Problem statement:
Report the count of lines below in which the string "выключателя" occurs; include nothing else.

--------------------------------

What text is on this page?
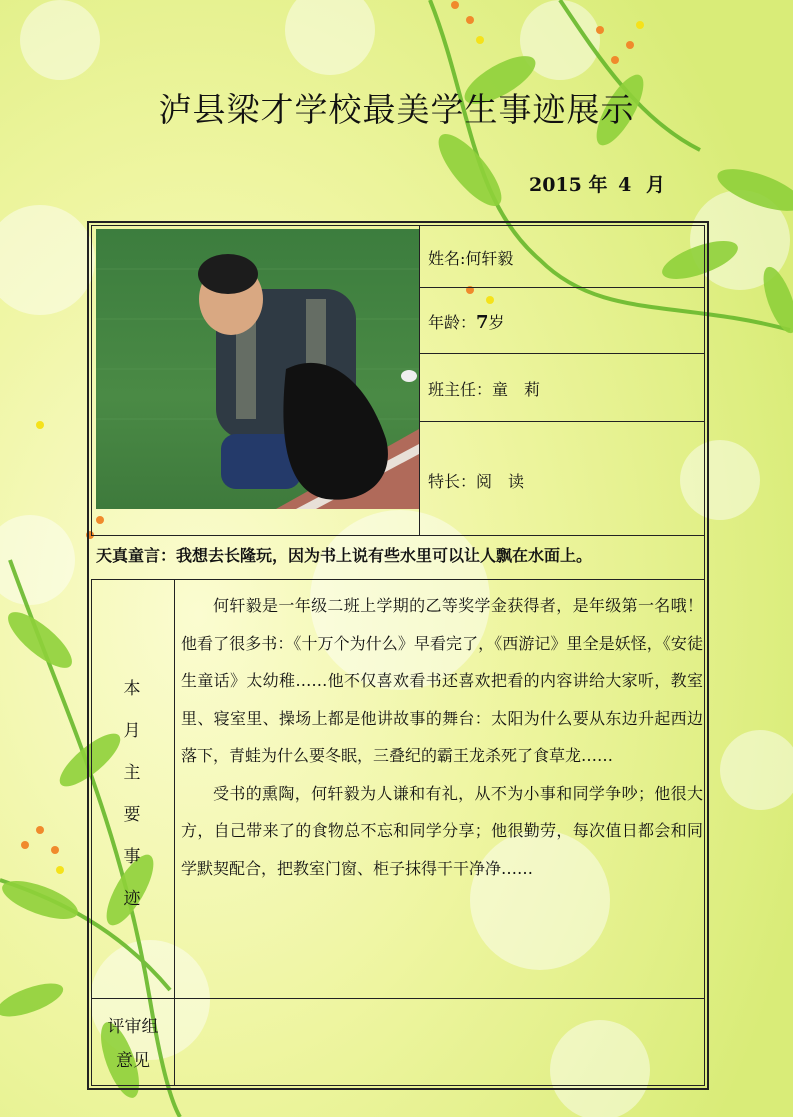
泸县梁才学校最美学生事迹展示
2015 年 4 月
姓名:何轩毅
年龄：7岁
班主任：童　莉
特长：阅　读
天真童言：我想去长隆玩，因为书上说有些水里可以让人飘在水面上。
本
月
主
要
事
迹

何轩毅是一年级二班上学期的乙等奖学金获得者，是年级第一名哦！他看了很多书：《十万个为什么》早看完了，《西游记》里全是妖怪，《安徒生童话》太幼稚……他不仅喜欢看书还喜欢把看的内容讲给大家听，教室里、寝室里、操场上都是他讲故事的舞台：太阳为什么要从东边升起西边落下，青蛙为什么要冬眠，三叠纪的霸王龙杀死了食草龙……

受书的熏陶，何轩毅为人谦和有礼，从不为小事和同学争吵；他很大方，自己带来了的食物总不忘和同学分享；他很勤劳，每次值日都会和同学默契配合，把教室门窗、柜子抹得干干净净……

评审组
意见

--------------------------------

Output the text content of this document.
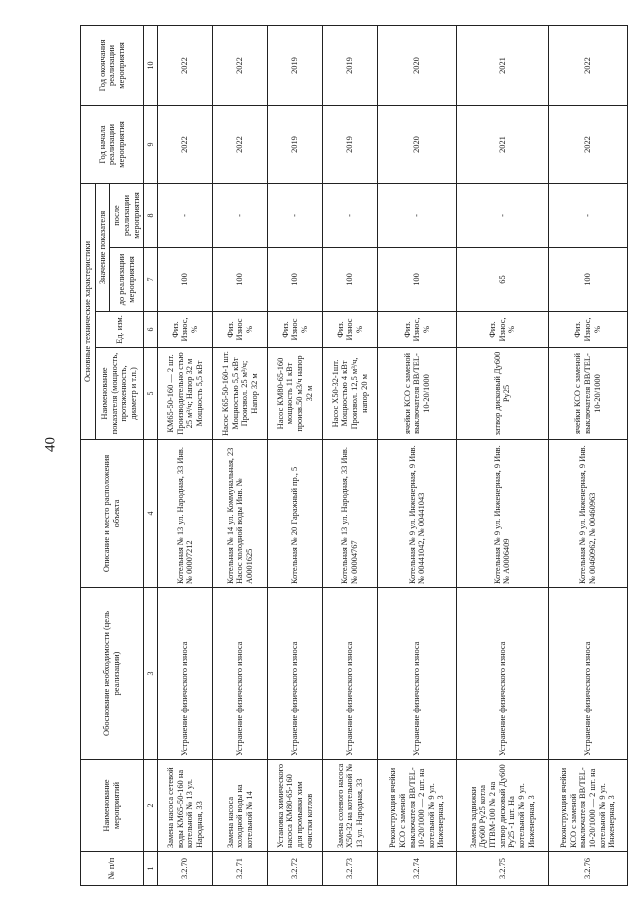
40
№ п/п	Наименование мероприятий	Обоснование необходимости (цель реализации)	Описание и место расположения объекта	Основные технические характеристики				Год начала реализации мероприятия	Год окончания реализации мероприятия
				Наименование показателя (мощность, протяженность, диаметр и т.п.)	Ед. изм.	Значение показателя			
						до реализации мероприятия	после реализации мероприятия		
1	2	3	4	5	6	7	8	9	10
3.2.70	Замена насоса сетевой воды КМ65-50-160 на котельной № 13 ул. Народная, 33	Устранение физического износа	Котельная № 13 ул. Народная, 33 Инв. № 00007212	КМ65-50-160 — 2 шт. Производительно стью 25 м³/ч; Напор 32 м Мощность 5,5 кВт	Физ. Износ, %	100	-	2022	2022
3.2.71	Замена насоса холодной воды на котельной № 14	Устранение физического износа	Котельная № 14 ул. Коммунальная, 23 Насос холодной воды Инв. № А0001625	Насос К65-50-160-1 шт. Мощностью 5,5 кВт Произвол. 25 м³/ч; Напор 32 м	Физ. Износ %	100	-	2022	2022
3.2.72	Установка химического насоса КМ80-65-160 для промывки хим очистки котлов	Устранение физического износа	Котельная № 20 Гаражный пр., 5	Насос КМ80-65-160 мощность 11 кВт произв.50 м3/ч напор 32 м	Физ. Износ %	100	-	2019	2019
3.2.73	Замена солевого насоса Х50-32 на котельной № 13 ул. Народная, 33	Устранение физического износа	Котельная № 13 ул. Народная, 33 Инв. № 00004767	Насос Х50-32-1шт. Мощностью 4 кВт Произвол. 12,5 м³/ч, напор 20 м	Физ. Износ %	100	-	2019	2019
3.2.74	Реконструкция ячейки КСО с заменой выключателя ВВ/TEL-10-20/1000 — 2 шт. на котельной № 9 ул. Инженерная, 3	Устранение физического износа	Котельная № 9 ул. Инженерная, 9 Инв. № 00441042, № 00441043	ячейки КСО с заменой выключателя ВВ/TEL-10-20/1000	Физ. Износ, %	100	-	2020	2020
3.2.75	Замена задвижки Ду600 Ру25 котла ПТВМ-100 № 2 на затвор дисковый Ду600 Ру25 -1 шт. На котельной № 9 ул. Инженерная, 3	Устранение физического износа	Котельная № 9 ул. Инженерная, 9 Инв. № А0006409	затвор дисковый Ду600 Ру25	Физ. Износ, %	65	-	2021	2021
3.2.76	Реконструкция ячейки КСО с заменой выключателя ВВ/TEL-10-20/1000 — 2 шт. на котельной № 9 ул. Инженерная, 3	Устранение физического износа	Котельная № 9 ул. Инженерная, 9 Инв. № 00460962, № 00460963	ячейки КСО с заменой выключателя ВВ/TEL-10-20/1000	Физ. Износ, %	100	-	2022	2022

--------------------------------

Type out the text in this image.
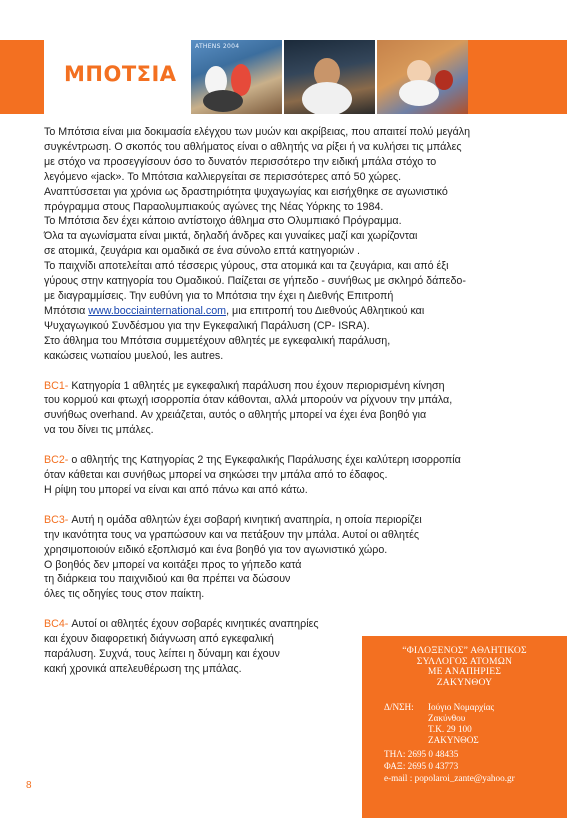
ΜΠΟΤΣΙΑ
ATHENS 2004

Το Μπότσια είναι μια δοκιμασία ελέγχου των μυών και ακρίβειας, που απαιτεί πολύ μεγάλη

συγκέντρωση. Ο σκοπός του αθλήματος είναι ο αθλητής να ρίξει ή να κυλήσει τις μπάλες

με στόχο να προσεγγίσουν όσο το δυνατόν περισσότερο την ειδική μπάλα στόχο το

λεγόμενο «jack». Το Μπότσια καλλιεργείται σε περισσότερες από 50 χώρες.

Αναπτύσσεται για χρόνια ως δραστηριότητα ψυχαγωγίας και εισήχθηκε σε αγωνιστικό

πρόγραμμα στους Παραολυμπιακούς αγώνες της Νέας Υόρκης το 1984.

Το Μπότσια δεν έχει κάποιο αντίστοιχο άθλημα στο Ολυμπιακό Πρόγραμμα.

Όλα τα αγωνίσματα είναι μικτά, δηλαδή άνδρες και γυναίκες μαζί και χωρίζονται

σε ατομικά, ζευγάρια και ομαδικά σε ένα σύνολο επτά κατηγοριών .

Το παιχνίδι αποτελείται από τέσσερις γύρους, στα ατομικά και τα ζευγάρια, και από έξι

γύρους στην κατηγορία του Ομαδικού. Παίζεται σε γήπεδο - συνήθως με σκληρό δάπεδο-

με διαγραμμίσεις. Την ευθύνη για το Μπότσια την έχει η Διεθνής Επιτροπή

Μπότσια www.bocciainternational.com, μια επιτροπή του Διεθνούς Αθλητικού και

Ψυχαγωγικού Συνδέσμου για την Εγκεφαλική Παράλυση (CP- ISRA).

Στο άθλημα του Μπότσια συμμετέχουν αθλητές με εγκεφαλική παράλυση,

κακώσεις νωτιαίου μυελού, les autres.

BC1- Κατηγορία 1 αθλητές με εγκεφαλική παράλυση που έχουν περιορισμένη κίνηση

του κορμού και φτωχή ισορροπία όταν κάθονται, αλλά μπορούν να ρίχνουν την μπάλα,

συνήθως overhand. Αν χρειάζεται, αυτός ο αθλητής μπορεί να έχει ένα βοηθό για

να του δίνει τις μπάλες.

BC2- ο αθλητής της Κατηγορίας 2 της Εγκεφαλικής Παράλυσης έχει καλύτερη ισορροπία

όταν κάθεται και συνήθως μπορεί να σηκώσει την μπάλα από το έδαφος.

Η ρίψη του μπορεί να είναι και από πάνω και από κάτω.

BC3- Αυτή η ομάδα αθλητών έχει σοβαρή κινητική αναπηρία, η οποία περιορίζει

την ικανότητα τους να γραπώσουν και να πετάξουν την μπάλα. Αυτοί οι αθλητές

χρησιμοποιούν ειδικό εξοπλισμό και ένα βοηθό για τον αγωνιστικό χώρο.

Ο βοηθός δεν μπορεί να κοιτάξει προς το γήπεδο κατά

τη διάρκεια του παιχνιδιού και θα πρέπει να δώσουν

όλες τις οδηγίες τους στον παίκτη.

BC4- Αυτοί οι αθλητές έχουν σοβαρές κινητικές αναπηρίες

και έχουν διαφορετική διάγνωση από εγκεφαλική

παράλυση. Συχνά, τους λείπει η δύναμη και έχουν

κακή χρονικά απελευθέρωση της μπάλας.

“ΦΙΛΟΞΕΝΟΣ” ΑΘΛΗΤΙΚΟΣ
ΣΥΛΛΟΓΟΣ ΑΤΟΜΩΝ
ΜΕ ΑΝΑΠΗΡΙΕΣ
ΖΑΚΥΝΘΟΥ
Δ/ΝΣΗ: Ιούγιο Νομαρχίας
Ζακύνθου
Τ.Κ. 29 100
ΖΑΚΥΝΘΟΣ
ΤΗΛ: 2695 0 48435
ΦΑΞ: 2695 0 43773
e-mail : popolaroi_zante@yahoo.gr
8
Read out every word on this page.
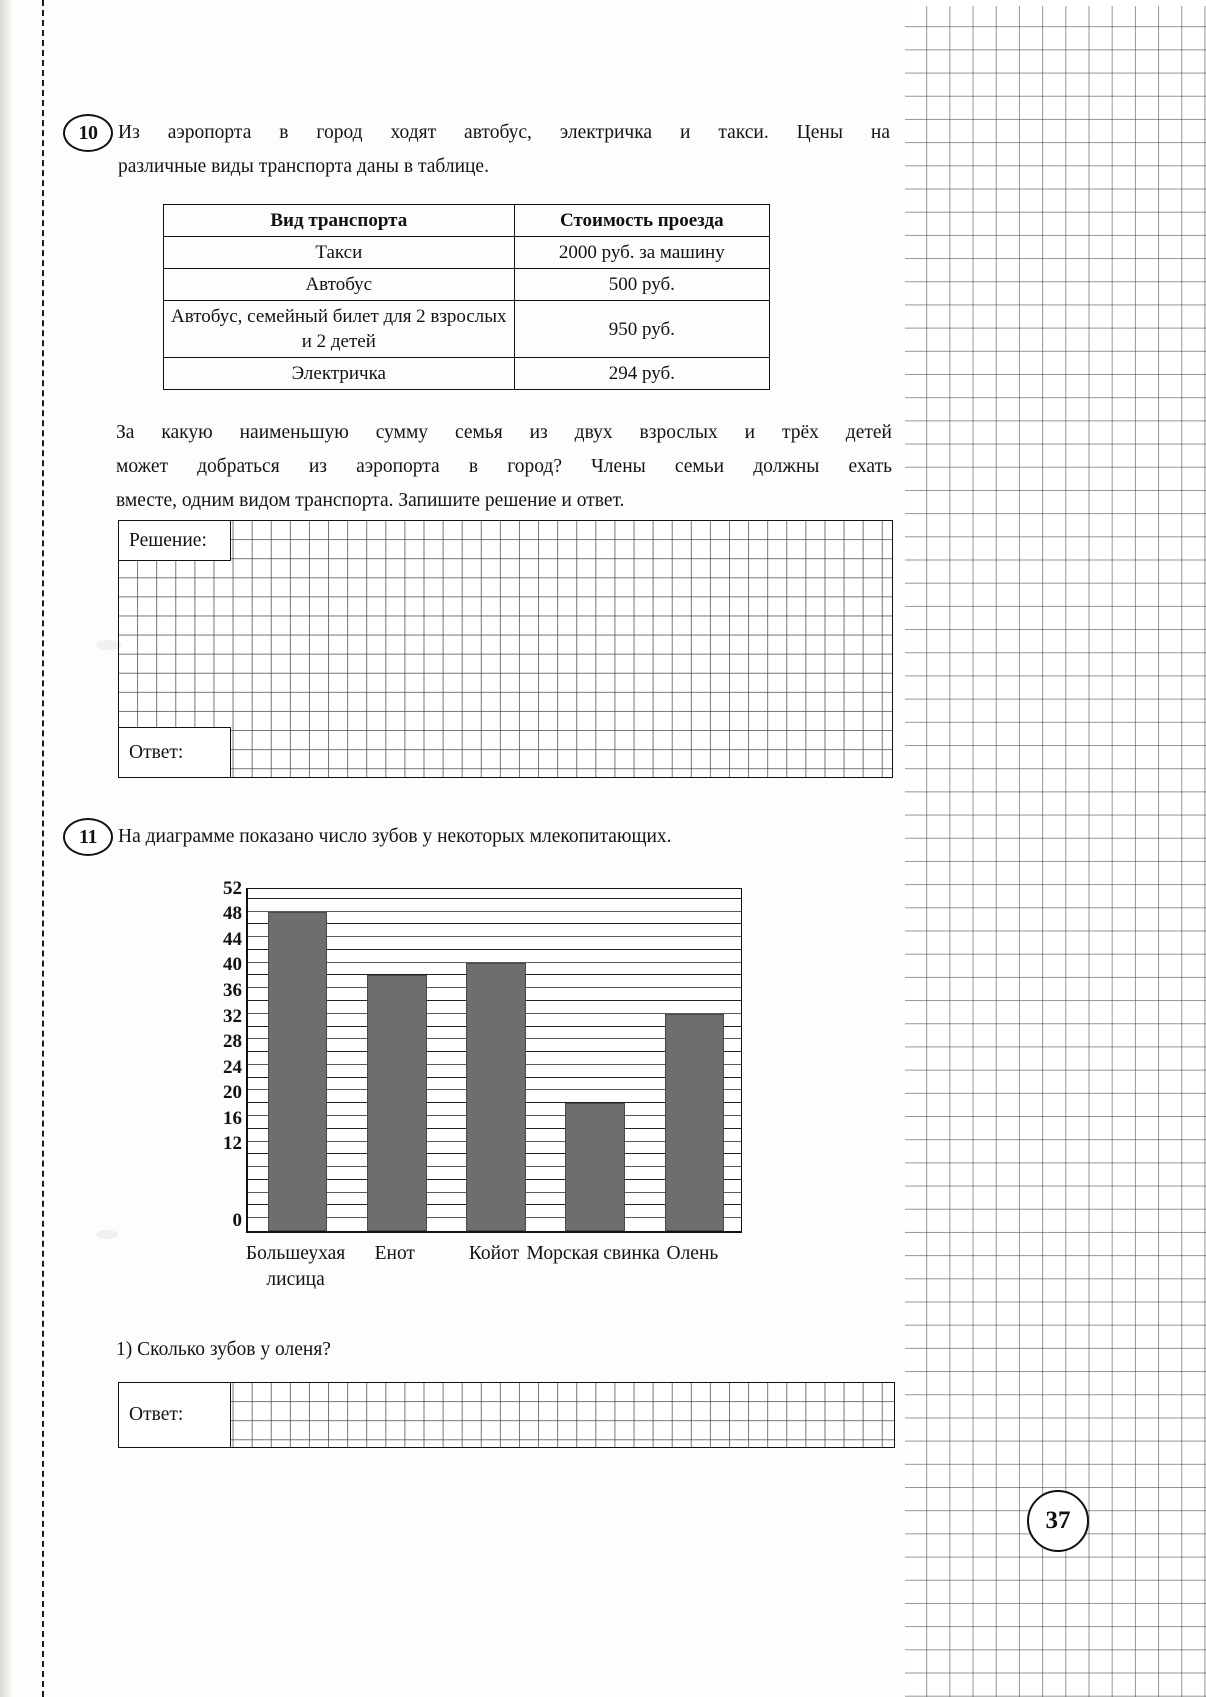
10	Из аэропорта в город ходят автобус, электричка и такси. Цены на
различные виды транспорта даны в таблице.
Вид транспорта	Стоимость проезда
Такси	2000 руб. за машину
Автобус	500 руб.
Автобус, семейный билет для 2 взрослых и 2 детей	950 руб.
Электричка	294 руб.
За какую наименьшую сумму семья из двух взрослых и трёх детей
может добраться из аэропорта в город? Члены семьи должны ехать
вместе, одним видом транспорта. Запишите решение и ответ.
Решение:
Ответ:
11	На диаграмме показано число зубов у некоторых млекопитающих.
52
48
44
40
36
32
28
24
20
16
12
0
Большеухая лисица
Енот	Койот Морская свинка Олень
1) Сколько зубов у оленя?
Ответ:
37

--------------------------------

Final result:
2